[Task inputs start]

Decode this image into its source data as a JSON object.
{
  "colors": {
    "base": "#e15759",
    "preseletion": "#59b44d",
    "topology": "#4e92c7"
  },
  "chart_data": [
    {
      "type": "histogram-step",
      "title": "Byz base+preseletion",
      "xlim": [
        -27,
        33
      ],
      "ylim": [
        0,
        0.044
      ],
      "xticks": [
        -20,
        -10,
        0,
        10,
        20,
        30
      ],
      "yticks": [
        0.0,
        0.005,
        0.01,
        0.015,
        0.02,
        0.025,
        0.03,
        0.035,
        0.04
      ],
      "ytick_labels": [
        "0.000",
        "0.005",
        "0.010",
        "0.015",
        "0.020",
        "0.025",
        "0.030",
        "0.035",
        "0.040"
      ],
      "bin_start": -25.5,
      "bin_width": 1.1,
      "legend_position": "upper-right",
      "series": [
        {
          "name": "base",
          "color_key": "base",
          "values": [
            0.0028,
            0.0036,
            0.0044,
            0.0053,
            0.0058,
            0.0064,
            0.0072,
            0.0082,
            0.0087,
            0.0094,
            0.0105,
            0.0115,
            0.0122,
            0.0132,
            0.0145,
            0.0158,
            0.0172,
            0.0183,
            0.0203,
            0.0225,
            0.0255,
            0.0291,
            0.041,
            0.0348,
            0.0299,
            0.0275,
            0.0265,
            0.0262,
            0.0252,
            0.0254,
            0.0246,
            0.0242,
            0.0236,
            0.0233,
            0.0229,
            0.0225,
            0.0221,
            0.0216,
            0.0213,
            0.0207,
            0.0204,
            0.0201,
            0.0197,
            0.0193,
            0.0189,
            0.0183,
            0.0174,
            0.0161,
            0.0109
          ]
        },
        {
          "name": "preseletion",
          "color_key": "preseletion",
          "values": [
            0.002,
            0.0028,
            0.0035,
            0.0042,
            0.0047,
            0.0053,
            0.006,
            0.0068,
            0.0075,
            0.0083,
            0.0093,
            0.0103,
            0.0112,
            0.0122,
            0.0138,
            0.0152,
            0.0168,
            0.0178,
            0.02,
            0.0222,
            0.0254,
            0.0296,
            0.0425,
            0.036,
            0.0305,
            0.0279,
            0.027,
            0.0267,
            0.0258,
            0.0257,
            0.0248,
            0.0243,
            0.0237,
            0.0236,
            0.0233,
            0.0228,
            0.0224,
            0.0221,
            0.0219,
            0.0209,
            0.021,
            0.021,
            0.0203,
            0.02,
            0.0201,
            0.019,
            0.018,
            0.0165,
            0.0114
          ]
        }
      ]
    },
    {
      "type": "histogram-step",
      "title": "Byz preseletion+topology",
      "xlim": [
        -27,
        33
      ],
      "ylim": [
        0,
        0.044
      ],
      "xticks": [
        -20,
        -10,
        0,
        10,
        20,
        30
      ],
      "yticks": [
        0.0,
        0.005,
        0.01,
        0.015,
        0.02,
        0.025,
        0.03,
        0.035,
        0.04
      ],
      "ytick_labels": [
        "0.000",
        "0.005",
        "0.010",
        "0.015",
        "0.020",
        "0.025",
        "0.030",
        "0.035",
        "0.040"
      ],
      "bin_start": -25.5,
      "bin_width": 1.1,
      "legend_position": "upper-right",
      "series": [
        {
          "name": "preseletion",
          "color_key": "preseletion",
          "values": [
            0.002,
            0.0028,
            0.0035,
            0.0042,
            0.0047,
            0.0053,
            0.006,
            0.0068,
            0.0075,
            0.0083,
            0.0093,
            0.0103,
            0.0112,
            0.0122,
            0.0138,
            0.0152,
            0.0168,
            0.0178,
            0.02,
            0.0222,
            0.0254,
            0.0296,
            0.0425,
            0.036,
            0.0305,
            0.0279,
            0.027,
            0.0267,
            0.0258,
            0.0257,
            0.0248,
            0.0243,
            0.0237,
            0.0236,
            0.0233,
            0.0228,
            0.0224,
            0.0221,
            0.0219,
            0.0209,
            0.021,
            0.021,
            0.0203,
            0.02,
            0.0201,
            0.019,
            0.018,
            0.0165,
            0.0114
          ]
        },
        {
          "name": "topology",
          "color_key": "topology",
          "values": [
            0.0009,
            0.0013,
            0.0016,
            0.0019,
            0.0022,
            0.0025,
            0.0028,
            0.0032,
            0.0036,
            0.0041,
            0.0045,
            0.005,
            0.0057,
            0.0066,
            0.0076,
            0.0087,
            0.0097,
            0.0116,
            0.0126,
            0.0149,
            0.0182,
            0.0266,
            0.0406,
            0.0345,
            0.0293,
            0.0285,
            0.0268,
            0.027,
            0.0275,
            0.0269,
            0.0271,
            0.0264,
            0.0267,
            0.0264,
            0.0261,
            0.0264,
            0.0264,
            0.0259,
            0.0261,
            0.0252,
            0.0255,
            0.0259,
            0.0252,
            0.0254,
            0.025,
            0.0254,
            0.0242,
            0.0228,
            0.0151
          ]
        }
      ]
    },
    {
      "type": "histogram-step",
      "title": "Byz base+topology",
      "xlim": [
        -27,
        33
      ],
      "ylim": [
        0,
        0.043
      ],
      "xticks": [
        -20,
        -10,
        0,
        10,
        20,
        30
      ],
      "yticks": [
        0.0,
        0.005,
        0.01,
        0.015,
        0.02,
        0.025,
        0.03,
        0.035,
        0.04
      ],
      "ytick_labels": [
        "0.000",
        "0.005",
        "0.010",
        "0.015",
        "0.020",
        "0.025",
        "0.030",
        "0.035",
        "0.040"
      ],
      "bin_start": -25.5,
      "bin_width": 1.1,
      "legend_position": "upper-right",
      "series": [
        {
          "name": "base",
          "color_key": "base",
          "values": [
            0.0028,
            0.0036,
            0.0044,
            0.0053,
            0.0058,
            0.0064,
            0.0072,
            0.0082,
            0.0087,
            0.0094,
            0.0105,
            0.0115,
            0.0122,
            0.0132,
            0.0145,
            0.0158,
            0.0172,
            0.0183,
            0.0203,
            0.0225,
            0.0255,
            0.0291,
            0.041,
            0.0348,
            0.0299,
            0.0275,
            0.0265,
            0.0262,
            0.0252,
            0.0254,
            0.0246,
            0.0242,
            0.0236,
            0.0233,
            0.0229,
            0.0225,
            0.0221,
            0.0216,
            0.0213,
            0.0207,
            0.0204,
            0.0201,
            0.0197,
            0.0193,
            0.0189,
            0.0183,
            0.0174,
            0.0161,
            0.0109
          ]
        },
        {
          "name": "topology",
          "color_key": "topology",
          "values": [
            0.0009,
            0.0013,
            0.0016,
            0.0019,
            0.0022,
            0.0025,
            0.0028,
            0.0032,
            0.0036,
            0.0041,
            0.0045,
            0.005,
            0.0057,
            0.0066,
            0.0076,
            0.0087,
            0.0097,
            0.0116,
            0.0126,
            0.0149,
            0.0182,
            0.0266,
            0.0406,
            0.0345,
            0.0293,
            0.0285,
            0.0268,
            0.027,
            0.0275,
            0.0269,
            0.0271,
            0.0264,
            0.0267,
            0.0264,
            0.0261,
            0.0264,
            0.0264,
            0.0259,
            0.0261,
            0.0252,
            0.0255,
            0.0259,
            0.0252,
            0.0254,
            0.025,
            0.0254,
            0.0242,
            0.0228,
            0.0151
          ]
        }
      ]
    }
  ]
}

[Task inputs end]

* Task description *
Transcribe the data above in full, exactly.

* Answer below *
Decode this image into its source data as a JSON object.
{
  "colors": {
    "base": "#e15759",
    "preseletion": "#59b44d",
    "topology": "#4e92c7"
  },
  "chart_data": [
    {
      "type": "histogram-step",
      "title": "Byz base+preseletion",
      "xlim": [
        -27,
        33
      ],
      "ylim": [
        0,
        0.044
      ],
      "xticks": [
        -20,
        -10,
        0,
        10,
        20,
        30
      ],
      "yticks": [
        0.0,
        0.005,
        0.01,
        0.015,
        0.02,
        0.025,
        0.03,
        0.035,
        0.04
      ],
      "ytick_labels": [
        "0.000",
        "0.005",
        "0.010",
        "0.015",
        "0.020",
        "0.025",
        "0.030",
        "0.035",
        "0.040"
      ],
      "bin_start": -25.5,
      "bin_width": 1.1,
      "legend_position": "upper-right",
      "series": [
        {
          "name": "base",
          "color_key": "base",
          "values": [
            0.0028,
            0.0036,
            0.0044,
            0.0053,
            0.0058,
            0.0064,
            0.0072,
            0.0082,
            0.0087,
            0.0094,
            0.0105,
            0.0115,
            0.0122,
            0.0132,
            0.0145,
            0.0158,
            0.0172,
            0.0183,
            0.0203,
            0.0225,
            0.0255,
            0.0291,
            0.041,
            0.0348,
            0.0299,
            0.0275,
            0.0265,
            0.0262,
            0.0252,
            0.0254,
            0.0246,
            0.0242,
            0.0236,
            0.0233,
            0.0229,
            0.0225,
            0.0221,
            0.0216,
            0.0213,
            0.0207,
            0.0204,
            0.0201,
            0.0197,
            0.0193,
            0.0189,
            0.0183,
            0.0174,
            0.0161,
            0.0109
          ]
        },
        {
          "name": "preseletion",
          "color_key": "preseletion",
          "values": [
            0.002,
            0.0028,
            0.0035,
            0.0042,
            0.0047,
            0.0053,
            0.006,
            0.0068,
            0.0075,
            0.0083,
            0.0093,
            0.0103,
            0.0112,
            0.0122,
            0.0138,
            0.0152,
            0.0168,
            0.0178,
            0.02,
            0.0222,
            0.0254,
            0.0296,
            0.0425,
            0.036,
            0.0305,
            0.0279,
            0.027,
            0.0267,
            0.0258,
            0.0257,
            0.0248,
            0.0243,
            0.0237,
            0.0236,
            0.0233,
            0.0228,
            0.0224,
            0.0221,
            0.0219,
            0.0209,
            0.021,
            0.021,
            0.0203,
            0.02,
            0.0201,
            0.019,
            0.018,
            0.0165,
            0.0114
          ]
        }
      ]
    },
    {
      "type": "histogram-step",
      "title": "Byz preseletion+topology",
      "xlim": [
        -27,
        33
      ],
      "ylim": [
        0,
        0.044
      ],
      "xticks": [
        -20,
        -10,
        0,
        10,
        20,
        30
      ],
      "yticks": [
        0.0,
        0.005,
        0.01,
        0.015,
        0.02,
        0.025,
        0.03,
        0.035,
        0.04
      ],
      "ytick_labels": [
        "0.000",
        "0.005",
        "0.010",
        "0.015",
        "0.020",
        "0.025",
        "0.030",
        "0.035",
        "0.040"
      ],
      "bin_start": -25.5,
      "bin_width": 1.1,
      "legend_position": "upper-right",
      "series": [
        {
          "name": "preseletion",
          "color_key": "preseletion",
          "values": [
            0.002,
            0.0028,
            0.0035,
            0.0042,
            0.0047,
            0.0053,
            0.006,
            0.0068,
            0.0075,
            0.0083,
            0.0093,
            0.0103,
            0.0112,
            0.0122,
            0.0138,
            0.0152,
            0.0168,
            0.0178,
            0.02,
            0.0222,
            0.0254,
            0.0296,
            0.0425,
            0.036,
            0.0305,
            0.0279,
            0.027,
            0.0267,
            0.0258,
            0.0257,
            0.0248,
            0.0243,
            0.0237,
            0.0236,
            0.0233,
            0.0228,
            0.0224,
            0.0221,
            0.0219,
            0.0209,
            0.021,
            0.021,
            0.0203,
            0.02,
            0.0201,
            0.019,
            0.018,
            0.0165,
            0.0114
          ]
        },
        {
          "name": "topology",
          "color_key": "topology",
          "values": [
            0.0009,
            0.0013,
            0.0016,
            0.0019,
            0.0022,
            0.0025,
            0.0028,
            0.0032,
            0.0036,
            0.0041,
            0.0045,
            0.005,
            0.0057,
            0.0066,
            0.0076,
            0.0087,
            0.0097,
            0.0116,
            0.0126,
            0.0149,
            0.0182,
            0.0266,
            0.0406,
            0.0345,
            0.0293,
            0.0285,
            0.0268,
            0.027,
            0.0275,
            0.0269,
            0.0271,
            0.0264,
            0.0267,
            0.0264,
            0.0261,
            0.0264,
            0.0264,
            0.0259,
            0.0261,
            0.0252,
            0.0255,
            0.0259,
            0.0252,
            0.0254,
            0.025,
            0.0254,
            0.0242,
            0.0228,
            0.0151
          ]
        }
      ]
    },
    {
      "type": "histogram-step",
      "title": "Byz base+topology",
      "xlim": [
        -27,
        33
      ],
      "ylim": [
        0,
        0.043
      ],
      "xticks": [
        -20,
        -10,
        0,
        10,
        20,
        30
      ],
      "yticks": [
        0.0,
        0.005,
        0.01,
        0.015,
        0.02,
        0.025,
        0.03,
        0.035,
        0.04
      ],
      "ytick_labels": [
        "0.000",
        "0.005",
        "0.010",
        "0.015",
        "0.020",
        "0.025",
        "0.030",
        "0.035",
        "0.040"
      ],
      "bin_start": -25.5,
      "bin_width": 1.1,
      "legend_position": "upper-right",
      "series": [
        {
          "name": "base",
          "color_key": "base",
          "values": [
            0.0028,
            0.0036,
            0.0044,
            0.0053,
            0.0058,
            0.0064,
            0.0072,
            0.0082,
            0.0087,
            0.0094,
            0.0105,
            0.0115,
            0.0122,
            0.0132,
            0.0145,
            0.0158,
            0.0172,
            0.0183,
            0.0203,
            0.0225,
            0.0255,
            0.0291,
            0.041,
            0.0348,
            0.0299,
            0.0275,
            0.0265,
            0.0262,
            0.0252,
            0.0254,
            0.0246,
            0.0242,
            0.0236,
            0.0233,
            0.0229,
            0.0225,
            0.0221,
            0.0216,
            0.0213,
            0.0207,
            0.0204,
            0.0201,
            0.0197,
            0.0193,
            0.0189,
            0.0183,
            0.0174,
            0.0161,
            0.0109
          ]
        },
        {
          "name": "topology",
          "color_key": "topology",
          "values": [
            0.0009,
            0.0013,
            0.0016,
            0.0019,
            0.0022,
            0.0025,
            0.0028,
            0.0032,
            0.0036,
            0.0041,
            0.0045,
            0.005,
            0.0057,
            0.0066,
            0.0076,
            0.0087,
            0.0097,
            0.0116,
            0.0126,
            0.0149,
            0.0182,
            0.0266,
            0.0406,
            0.0345,
            0.0293,
            0.0285,
            0.0268,
            0.027,
            0.0275,
            0.0269,
            0.0271,
            0.0264,
            0.0267,
            0.0264,
            0.0261,
            0.0264,
            0.0264,
            0.0259,
            0.0261,
            0.0252,
            0.0255,
            0.0259,
            0.0252,
            0.0254,
            0.025,
            0.0254,
            0.0242,
            0.0228,
            0.0151
          ]
        }
      ]
    }
  ]
}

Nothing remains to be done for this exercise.